WORK TO DO
Type out the material below exactly.

-- -- --

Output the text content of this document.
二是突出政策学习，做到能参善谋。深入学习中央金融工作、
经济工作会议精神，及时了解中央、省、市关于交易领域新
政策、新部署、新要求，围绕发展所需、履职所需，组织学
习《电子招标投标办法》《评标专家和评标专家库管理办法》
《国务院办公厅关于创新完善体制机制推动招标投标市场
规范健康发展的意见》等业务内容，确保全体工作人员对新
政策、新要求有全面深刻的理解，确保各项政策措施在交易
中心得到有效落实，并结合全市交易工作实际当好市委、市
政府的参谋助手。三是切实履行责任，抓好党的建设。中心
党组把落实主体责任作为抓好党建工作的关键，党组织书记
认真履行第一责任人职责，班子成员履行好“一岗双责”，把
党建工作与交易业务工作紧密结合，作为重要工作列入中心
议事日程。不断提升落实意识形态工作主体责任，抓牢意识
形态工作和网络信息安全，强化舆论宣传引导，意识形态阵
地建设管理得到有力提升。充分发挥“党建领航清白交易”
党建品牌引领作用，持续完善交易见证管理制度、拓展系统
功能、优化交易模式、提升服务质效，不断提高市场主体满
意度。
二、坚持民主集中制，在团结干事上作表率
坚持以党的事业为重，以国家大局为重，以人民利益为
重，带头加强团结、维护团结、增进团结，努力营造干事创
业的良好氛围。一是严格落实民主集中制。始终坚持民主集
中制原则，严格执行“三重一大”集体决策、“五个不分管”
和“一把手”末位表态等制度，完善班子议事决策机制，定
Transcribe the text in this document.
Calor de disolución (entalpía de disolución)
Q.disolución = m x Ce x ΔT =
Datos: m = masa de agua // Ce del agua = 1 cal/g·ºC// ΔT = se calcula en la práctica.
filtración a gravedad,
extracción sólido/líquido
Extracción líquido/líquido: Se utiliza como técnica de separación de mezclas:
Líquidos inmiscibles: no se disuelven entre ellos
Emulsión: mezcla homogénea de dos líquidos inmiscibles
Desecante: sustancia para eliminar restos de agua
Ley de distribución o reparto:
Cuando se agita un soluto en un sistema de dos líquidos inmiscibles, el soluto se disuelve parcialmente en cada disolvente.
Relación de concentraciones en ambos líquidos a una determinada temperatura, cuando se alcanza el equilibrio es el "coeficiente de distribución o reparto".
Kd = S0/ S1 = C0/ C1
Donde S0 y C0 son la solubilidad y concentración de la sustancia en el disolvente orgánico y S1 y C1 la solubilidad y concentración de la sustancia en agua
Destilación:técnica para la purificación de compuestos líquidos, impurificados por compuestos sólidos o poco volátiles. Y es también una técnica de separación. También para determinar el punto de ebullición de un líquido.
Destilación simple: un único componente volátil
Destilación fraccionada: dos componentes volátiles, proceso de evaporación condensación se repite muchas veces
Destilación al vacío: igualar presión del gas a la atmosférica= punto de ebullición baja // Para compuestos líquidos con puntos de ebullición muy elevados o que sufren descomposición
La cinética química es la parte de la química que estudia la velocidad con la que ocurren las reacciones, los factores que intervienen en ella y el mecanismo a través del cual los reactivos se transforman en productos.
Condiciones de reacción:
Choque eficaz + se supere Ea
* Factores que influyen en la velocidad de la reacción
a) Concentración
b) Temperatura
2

-- -- --

SOLUTION
Output the text content of this document.
二是突出政策学习，做到能参善谋。深入学习中央金融工作、
经济工作会议精神，及时了解中央、省、市关于交易领域新
政策、新部署、新要求，围绕发展所需、履职所需，组织学
习《电子招标投标办法》《评标专家和评标专家库管理办法》
《国务院办公厅关于创新完善体制机制推动招标投标市场
规范健康发展的意见》等业务内容，确保全体工作人员对新
政策、新要求有全面深刻的理解，确保各项政策措施在交易
中心得到有效落实，并结合全市交易工作实际当好市委、市
政府的参谋助手。三是切实履行责任，抓好党的建设。中心
党组把落实主体责任作为抓好党建工作的关键，党组织书记
认真履行第一责任人职责，班子成员履行好“一岗双责”，把
党建工作与交易业务工作紧密结合，作为重要工作列入中心
议事日程。不断提升落实意识形态工作主体责任，抓牢意识
形态工作和网络信息安全，强化舆论宣传引导，意识形态阵
地建设管理得到有力提升。充分发挥“党建领航清白交易”
党建品牌引领作用，持续完善交易见证管理制度、拓展系统
功能、优化交易模式、提升服务质效，不断提高市场主体满
意度。
二、坚持民主集中制，在团结干事上作表率
坚持以党的事业为重，以国家大局为重，以人民利益为
重，带头加强团结、维护团结、增进团结，努力营造干事创
业的良好氛围。一是严格落实民主集中制。始终坚持民主集
中制原则，严格执行“三重一大”集体决策、“五个不分管”
和“一把手”末位表态等制度，完善班子议事决策机制，定
Transcribe the text in this document.
Calor de disolución (entalpía de disolución)
Q.disolución = m x Ce x ΔT =
Datos: m = masa de agua // Ce del agua = 1 cal/g·ºC// ΔT = se calcula en la práctica.
filtración a gravedad,
extracción sólido/líquido
Extracción líquido/líquido: Se utiliza como técnica de separación de mezclas:
Líquidos inmiscibles: no se disuelven entre ellos
Emulsión: mezcla homogénea de dos líquidos inmiscibles
Desecante: sustancia para eliminar restos de agua
Ley de distribución o reparto:
Cuando se agita un soluto en un sistema de dos líquidos inmiscibles, el soluto se disuelve parcialmente en cada disolvente.
Relación de concentraciones en ambos líquidos a una determinada temperatura, cuando se alcanza el equilibrio es el "coeficiente de distribución o reparto".
Kd = S0/ S1 = C0/ C1
Donde S0 y C0 son la solubilidad y concentración de la sustancia en el disolvente orgánico y S1 y C1 la solubilidad y concentración de la sustancia en agua
Destilación:técnica para la purificación de compuestos líquidos, impurificados por compuestos sólidos o poco volátiles. Y es también una técnica de separación. También para determinar el punto de ebullición de un líquido.
Destilación simple: un único componente volátil
Destilación fraccionada: dos componentes volátiles, proceso de evaporación condensación se repite muchas veces
Destilación al vacío: igualar presión del gas a la atmosférica= punto de ebullición baja // Para compuestos líquidos con puntos de ebullición muy elevados o que sufren descomposición
La cinética química es la parte de la química que estudia la velocidad con la que ocurren las reacciones, los factores que intervienen en ella y el mecanismo a través del cual los reactivos se transforman en productos.
Condiciones de reacción:
Choque eficaz + se supere Ea
* Factores que influyen en la velocidad de la reacción
a) Concentración
b) Temperatura
2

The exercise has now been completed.